__EXERCISE DETAILS__.
Make an exact copy of the records, with the pictures left out.
** Start ENTRIES PROVIDED **
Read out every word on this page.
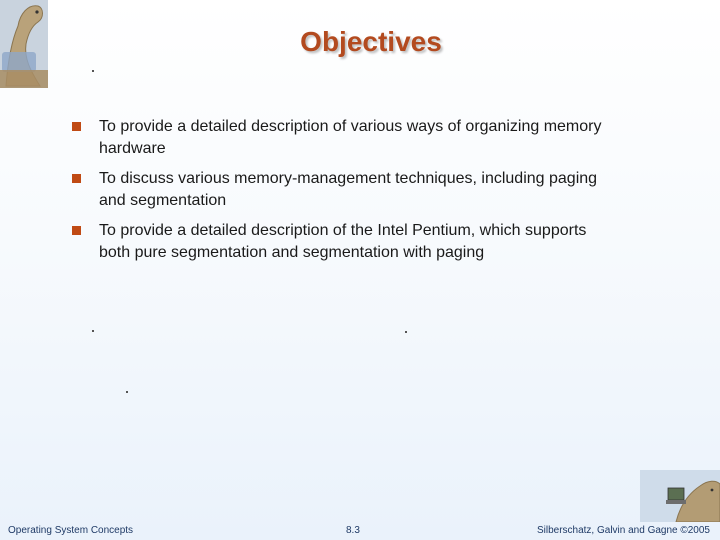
Objectives
To provide a detailed description of various ways of organizing memory hardware
To discuss various memory-management techniques, including paging and segmentation
To provide a detailed description of the Intel Pentium, which supports both pure segmentation and segmentation with paging
Operating System Concepts	8.3	Silberschatz, Galvin and Gagne ©2005
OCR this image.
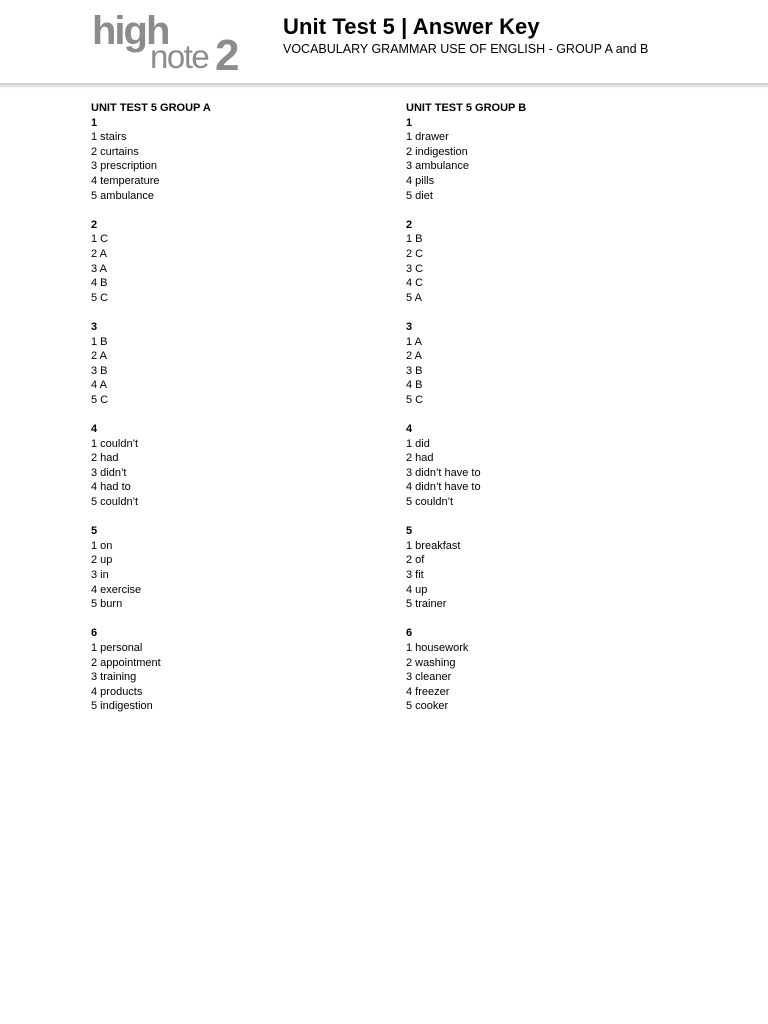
high
note 2
Unit Test 5 | Answer Key
VOCABULARY GRAMMAR USE OF ENGLISH - GROUP A and B
UNIT TEST 5 GROUP A
1
1 stairs
2 curtains
3 prescription
4 temperature
5 ambulance
2
1 C
2 A
3 A
4 B
5 C
3
1 B
2 A
3 B
4 A
5 C
4
1 couldn’t
2 had
3 didn’t
4 had to
5 couldn’t
5
1 on
2 up
3 in
4 exercise
5 burn
6
1 personal
2 appointment
3 training
4 products
5 indigestion
UNIT TEST 5 GROUP B
1
1 drawer
2 indigestion
3 ambulance
4 pills
5 diet
2
1 B
2 C
3 C
4 C
5 A
3
1 A
2 A
3 B
4 B
5 C
4
1 did
2 had
3 didn’t have to
4 didn’t have to
5 couldn’t
5
1 breakfast
2 of
3 fit
4 up
5 trainer
6
1 housework
2 washing
3 cleaner
4 freezer
5 cooker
** End ENTRIES PROVIDED **
__ANSWER FOR THIS EXERCISE__.
Read out every word on this page.
Objectives
To provide a detailed description of various ways of organizing memory hardware
To discuss various memory-management techniques, including paging and segmentation
To provide a detailed description of the Intel Pentium, which supports both pure segmentation and segmentation with paging
Operating System Concepts	8.3	Silberschatz, Galvin and Gagne ©2005
OCR this image.
high
note 2
Unit Test 5 | Answer Key
VOCABULARY GRAMMAR USE OF ENGLISH - GROUP A and B
UNIT TEST 5 GROUP A
1
1 stairs
2 curtains
3 prescription
4 temperature
5 ambulance
2
1 C
2 A
3 A
4 B
5 C
3
1 B
2 A
3 B
4 A
5 C
4
1 couldn’t
2 had
3 didn’t
4 had to
5 couldn’t
5
1 on
2 up
3 in
4 exercise
5 burn
6
1 personal
2 appointment
3 training
4 products
5 indigestion
UNIT TEST 5 GROUP B
1
1 drawer
2 indigestion
3 ambulance
4 pills
5 diet
2
1 B
2 C
3 C
4 C
5 A
3
1 A
2 A
3 B
4 B
5 C
4
1 did
2 had
3 didn’t have to
4 didn’t have to
5 couldn’t
5
1 breakfast
2 of
3 fit
4 up
5 trainer
6
1 housework
2 washing
3 cleaner
4 freezer
5 cooker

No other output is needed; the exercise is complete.